**What you need to do**
Retype the lines of the entries below without any change, starting at the line that contains "Annotate this image: element" and stopping after the line that contains "x-axis-title: Translation Method".

(Entries from a dataset)
━━━━━━━━━━━━━━━━

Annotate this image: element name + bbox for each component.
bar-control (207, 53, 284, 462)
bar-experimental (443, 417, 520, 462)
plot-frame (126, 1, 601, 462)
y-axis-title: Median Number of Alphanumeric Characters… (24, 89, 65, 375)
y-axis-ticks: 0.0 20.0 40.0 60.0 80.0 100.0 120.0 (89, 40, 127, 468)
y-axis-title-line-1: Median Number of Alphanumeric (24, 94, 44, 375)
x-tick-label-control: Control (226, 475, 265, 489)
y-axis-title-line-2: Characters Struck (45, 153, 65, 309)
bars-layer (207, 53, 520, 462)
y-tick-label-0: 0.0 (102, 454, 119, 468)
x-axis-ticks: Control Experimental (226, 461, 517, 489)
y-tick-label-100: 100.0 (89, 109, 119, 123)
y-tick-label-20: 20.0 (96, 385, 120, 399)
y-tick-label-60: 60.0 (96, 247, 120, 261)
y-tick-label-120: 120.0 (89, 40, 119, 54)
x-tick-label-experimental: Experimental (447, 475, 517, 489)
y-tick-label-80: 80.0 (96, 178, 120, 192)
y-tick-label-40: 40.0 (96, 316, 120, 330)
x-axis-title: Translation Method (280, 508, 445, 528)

━━━━━━━━━━━━━━━━

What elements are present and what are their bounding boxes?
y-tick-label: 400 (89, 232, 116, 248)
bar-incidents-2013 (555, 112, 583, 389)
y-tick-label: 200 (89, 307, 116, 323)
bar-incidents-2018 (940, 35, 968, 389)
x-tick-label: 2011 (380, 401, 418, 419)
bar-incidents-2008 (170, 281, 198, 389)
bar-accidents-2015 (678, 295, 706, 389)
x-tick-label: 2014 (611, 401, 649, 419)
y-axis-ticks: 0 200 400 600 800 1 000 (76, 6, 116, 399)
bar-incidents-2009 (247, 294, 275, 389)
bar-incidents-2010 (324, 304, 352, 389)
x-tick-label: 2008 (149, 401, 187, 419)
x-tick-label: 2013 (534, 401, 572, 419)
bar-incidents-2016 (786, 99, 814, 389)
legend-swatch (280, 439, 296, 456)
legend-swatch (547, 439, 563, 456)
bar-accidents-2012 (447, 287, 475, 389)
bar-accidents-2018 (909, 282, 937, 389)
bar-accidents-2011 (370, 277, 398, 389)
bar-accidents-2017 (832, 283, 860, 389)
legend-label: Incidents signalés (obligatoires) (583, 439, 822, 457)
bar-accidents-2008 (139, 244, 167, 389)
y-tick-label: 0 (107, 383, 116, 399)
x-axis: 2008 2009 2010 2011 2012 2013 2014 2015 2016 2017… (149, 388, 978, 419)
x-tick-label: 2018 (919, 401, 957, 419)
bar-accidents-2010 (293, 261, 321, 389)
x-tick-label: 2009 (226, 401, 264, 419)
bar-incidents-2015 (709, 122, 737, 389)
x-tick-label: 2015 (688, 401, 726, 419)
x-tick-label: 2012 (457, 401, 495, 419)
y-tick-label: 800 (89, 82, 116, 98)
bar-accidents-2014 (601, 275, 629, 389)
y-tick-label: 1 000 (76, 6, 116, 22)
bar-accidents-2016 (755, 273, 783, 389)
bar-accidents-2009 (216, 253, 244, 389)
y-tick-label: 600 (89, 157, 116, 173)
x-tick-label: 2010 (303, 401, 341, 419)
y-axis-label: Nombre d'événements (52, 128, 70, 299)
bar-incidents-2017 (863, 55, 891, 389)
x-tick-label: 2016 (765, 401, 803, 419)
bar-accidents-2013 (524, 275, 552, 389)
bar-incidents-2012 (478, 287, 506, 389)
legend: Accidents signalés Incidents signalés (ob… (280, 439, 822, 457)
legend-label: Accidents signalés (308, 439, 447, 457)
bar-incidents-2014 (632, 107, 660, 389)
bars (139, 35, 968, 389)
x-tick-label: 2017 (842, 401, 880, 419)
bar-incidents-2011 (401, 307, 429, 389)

━━━━━━━━━━━━━━━━

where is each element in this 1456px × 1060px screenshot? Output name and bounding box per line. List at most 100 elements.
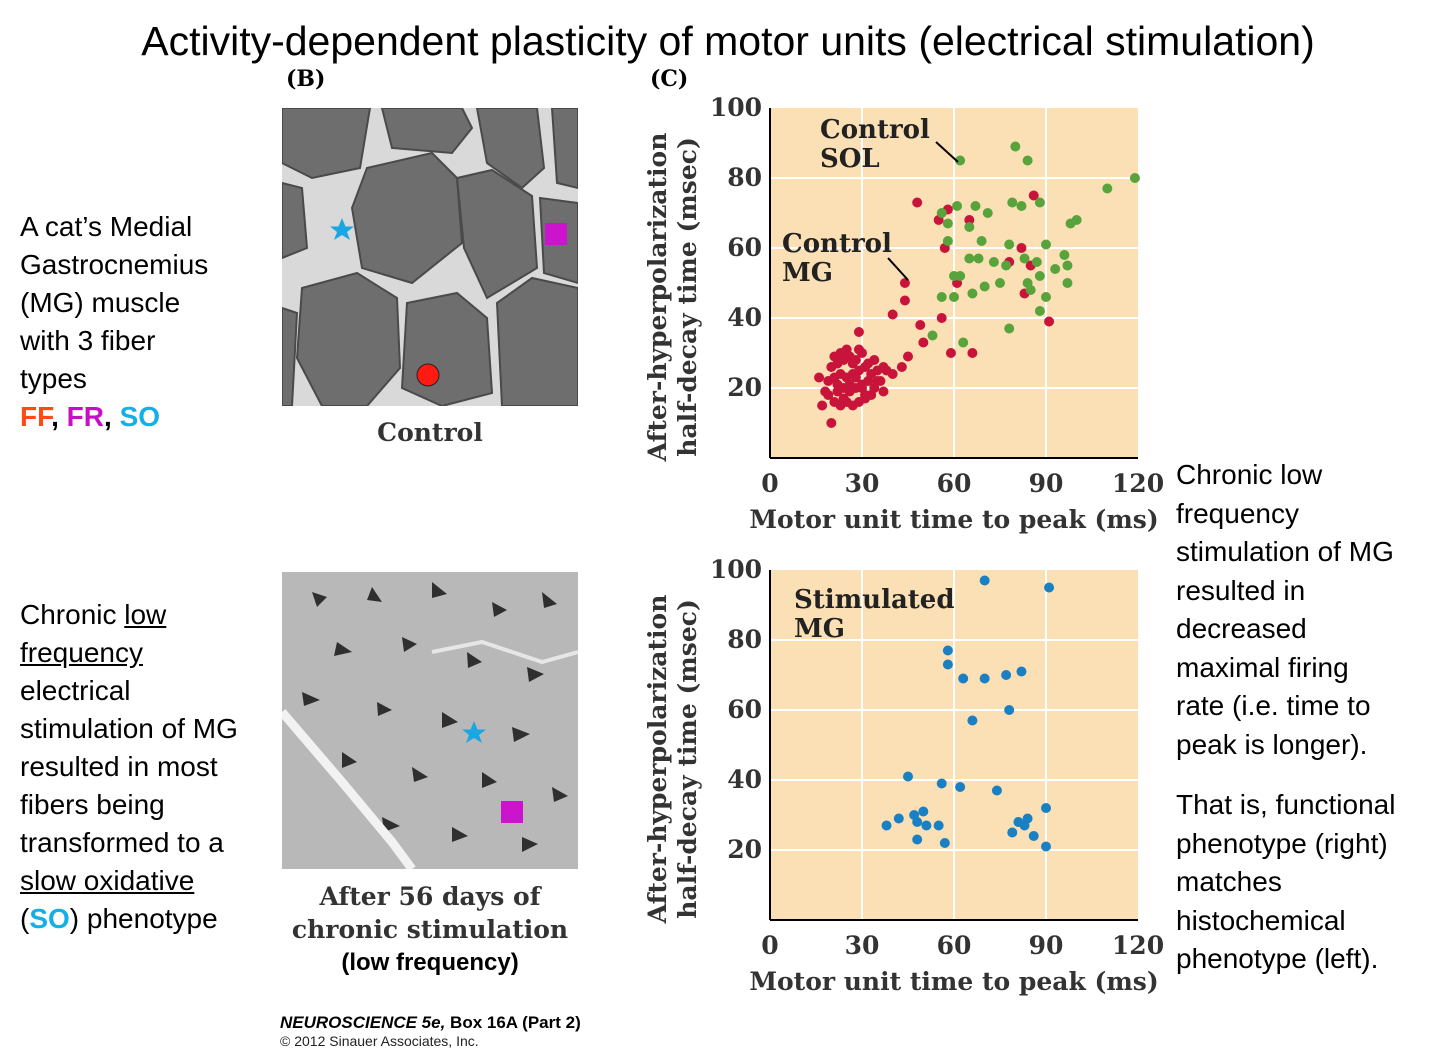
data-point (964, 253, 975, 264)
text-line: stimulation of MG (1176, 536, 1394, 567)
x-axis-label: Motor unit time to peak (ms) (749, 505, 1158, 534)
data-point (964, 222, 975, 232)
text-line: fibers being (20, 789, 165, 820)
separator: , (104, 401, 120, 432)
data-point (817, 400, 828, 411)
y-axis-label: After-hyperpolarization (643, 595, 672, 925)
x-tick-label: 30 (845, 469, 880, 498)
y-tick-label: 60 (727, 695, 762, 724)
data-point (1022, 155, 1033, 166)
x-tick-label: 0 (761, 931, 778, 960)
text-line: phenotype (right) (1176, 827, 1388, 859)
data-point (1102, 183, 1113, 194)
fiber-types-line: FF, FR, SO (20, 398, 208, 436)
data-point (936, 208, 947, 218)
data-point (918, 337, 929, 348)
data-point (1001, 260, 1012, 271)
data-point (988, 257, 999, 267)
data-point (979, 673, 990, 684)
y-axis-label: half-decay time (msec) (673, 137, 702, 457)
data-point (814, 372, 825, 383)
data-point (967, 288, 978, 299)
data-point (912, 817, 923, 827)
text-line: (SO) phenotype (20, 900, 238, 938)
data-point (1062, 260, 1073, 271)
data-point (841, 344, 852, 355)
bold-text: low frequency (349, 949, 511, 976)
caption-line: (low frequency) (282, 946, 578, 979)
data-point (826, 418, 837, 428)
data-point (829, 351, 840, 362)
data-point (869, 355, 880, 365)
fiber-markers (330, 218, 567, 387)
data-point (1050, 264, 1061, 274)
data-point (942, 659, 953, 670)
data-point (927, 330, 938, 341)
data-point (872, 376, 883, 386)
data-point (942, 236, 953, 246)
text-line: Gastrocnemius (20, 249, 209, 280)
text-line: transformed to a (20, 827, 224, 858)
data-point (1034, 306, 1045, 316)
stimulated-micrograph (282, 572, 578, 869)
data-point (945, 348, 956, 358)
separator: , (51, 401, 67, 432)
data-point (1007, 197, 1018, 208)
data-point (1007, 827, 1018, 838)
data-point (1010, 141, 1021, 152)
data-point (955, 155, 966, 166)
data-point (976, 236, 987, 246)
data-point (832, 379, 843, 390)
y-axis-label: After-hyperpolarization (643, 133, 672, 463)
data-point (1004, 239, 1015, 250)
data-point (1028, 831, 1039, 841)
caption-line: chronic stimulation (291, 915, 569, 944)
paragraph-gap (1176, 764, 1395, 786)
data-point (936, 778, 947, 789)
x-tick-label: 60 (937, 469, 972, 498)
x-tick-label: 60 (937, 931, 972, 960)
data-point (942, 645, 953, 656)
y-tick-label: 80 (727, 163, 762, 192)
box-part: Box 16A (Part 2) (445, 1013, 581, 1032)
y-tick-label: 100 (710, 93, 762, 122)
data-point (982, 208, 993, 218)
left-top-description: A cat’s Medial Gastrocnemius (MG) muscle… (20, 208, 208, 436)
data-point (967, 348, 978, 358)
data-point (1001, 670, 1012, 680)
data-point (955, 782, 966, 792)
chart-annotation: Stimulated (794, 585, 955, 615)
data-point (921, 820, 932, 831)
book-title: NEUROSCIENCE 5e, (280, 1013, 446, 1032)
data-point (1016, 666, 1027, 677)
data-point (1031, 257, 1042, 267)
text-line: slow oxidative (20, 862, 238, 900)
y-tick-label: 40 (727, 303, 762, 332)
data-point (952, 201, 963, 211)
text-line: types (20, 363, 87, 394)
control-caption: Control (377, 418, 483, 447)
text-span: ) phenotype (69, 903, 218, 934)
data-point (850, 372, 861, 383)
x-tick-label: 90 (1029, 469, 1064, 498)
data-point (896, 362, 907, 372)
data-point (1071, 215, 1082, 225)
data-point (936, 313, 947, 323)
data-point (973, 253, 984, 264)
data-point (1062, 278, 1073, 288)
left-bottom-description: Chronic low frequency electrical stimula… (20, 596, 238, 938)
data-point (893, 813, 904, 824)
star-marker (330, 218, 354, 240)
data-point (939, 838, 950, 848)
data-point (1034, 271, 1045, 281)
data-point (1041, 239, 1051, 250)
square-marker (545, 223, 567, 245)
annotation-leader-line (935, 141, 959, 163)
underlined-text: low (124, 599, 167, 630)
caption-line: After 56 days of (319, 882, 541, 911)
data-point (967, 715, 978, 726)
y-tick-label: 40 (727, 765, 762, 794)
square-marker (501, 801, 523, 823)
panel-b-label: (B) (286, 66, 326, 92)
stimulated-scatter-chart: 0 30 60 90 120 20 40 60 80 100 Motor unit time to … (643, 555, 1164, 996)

━━━━━━━━━━━━━━━━

**Reply**
Annotate this image: element name + bbox for each component.
bar-control (207, 53, 284, 462)
bar-experimental (443, 417, 520, 462)
plot-frame (126, 1, 601, 462)
y-axis-title: Median Number of Alphanumeric Characters… (24, 89, 65, 375)
y-axis-ticks: 0.0 20.0 40.0 60.0 80.0 100.0 120.0 (89, 40, 127, 468)
y-axis-title-line-1: Median Number of Alphanumeric (24, 94, 44, 375)
x-tick-label-control: Control (226, 475, 265, 489)
y-axis-title-line-2: Characters Struck (45, 153, 65, 309)
bars-layer (207, 53, 520, 462)
y-tick-label-0: 0.0 (102, 454, 119, 468)
x-axis-ticks: Control Experimental (226, 461, 517, 489)
y-tick-label-100: 100.0 (89, 109, 119, 123)
y-tick-label-20: 20.0 (96, 385, 120, 399)
y-tick-label-60: 60.0 (96, 247, 120, 261)
y-tick-label-120: 120.0 (89, 40, 119, 54)
x-tick-label-experimental: Experimental (447, 475, 517, 489)
y-tick-label-80: 80.0 (96, 178, 120, 192)
y-tick-label-40: 40.0 (96, 316, 120, 330)
x-axis-title: Translation Method (280, 508, 445, 528)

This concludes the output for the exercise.